## Task goal
Locate each line with the string "французского" in the listing below and copy it.
┌─ Data records
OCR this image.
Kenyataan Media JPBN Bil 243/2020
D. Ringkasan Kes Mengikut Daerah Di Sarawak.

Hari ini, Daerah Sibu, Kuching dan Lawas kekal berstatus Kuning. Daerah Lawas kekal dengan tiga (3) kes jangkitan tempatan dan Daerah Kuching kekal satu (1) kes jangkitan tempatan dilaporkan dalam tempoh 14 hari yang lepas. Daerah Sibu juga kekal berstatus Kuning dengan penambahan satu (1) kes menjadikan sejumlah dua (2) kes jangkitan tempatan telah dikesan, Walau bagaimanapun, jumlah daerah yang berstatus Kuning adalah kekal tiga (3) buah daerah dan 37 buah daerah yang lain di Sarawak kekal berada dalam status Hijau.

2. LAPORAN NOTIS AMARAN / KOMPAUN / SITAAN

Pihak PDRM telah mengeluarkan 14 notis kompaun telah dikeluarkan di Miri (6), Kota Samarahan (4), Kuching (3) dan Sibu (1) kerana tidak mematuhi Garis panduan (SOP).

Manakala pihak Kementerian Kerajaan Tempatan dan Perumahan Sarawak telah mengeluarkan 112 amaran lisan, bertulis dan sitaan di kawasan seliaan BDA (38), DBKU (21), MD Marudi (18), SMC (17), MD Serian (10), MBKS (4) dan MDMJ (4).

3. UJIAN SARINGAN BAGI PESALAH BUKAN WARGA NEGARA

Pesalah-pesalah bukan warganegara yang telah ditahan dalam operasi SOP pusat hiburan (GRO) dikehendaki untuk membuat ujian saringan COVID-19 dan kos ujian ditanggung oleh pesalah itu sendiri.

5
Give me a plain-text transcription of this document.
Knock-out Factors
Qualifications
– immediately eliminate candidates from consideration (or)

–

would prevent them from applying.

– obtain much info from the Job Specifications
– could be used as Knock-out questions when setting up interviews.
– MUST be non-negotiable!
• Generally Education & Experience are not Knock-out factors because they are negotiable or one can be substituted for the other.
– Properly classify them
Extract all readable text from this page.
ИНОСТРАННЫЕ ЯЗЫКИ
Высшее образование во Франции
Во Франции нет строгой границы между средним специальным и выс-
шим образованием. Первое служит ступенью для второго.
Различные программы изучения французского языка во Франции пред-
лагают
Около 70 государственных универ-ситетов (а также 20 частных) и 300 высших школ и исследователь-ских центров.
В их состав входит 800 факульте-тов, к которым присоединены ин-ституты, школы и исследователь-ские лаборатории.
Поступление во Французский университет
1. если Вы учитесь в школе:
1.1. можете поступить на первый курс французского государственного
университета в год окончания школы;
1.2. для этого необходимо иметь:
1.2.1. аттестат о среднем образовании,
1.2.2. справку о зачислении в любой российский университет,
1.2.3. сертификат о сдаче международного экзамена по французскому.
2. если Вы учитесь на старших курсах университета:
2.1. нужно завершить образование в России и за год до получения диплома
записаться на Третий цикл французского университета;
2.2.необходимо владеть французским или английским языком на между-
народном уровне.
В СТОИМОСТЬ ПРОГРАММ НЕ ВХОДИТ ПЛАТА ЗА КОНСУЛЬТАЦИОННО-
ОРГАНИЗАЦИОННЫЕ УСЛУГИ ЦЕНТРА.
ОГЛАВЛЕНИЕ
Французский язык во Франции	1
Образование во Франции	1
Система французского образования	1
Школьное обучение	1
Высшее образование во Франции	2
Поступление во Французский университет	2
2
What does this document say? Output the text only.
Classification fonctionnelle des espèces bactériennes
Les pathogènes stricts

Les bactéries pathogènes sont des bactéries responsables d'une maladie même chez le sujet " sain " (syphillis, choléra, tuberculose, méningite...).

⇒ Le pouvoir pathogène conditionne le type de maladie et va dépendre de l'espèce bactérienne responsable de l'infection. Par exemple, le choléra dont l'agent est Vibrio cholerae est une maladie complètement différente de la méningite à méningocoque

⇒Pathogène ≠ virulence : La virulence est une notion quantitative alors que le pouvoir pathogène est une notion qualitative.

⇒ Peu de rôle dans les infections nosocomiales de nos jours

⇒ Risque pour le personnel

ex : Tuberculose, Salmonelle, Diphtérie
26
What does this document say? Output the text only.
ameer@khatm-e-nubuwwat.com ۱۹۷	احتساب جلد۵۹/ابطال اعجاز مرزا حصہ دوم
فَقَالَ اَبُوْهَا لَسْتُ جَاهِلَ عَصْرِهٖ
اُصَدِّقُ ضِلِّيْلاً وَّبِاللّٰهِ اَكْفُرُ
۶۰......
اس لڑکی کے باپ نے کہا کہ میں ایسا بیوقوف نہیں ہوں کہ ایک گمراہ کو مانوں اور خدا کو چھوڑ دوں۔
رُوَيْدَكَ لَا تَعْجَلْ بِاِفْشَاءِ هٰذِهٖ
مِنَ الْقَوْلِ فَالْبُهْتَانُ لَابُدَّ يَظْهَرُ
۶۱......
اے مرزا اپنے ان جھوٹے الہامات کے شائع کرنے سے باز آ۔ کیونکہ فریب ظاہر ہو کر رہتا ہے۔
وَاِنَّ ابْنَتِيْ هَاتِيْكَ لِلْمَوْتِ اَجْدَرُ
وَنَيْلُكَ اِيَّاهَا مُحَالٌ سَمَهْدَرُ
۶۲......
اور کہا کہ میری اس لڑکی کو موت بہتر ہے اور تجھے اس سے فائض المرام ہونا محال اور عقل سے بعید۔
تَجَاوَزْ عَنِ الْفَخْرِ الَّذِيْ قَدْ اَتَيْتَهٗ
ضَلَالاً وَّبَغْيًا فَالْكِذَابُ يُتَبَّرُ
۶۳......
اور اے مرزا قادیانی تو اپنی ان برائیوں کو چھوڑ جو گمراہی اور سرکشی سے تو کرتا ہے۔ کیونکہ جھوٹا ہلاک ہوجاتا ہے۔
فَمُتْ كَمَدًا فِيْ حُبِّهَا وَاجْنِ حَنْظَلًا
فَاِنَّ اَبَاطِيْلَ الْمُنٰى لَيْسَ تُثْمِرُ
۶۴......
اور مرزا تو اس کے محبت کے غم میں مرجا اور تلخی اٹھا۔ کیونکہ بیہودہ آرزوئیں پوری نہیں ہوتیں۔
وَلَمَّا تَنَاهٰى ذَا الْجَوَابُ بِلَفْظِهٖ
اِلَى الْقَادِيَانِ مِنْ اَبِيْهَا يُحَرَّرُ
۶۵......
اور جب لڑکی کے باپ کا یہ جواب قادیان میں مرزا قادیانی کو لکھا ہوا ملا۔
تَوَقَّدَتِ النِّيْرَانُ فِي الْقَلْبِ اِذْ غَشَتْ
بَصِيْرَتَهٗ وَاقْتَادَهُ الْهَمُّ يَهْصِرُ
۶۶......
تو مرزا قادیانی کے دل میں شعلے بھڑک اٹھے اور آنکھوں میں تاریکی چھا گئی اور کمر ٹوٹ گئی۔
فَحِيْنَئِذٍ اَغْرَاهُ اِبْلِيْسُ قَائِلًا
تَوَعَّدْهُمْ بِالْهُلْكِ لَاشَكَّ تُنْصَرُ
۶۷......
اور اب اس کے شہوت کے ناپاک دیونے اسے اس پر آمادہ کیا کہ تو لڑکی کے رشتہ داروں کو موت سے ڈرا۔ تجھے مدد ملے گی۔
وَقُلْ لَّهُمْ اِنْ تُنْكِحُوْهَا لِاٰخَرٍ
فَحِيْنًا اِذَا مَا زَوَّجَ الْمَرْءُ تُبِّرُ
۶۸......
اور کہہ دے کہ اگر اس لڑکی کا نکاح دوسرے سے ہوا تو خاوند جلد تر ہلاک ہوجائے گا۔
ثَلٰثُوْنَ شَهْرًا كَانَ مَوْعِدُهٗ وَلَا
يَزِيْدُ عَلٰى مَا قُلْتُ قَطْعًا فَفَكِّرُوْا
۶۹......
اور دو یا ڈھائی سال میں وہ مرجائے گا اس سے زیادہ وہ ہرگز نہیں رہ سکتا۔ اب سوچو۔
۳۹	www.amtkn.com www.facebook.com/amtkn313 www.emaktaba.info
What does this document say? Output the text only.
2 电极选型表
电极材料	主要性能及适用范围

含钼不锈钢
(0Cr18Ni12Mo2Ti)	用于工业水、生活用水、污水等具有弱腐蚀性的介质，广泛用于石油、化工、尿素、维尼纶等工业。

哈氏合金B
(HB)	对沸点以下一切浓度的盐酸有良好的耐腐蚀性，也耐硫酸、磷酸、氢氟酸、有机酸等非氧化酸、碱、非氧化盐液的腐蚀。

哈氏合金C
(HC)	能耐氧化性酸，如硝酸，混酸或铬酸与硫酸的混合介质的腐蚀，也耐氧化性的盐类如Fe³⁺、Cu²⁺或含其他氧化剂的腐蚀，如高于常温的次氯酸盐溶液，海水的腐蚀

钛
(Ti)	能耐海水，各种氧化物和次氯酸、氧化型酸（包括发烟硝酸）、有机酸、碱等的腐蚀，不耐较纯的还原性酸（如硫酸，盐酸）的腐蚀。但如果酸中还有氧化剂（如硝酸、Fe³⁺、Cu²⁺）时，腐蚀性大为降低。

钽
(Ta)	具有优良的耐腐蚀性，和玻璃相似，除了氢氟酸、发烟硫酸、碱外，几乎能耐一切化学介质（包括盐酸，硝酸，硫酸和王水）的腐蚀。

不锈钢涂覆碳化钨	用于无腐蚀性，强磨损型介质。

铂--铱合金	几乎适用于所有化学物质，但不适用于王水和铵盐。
└─
## Exercise result
Различные программы изучения французского языка во Франции пред-
1.1. можете поступить на первый курс французского государственного
записаться на Третий цикл французского университета;
Система французского образования	1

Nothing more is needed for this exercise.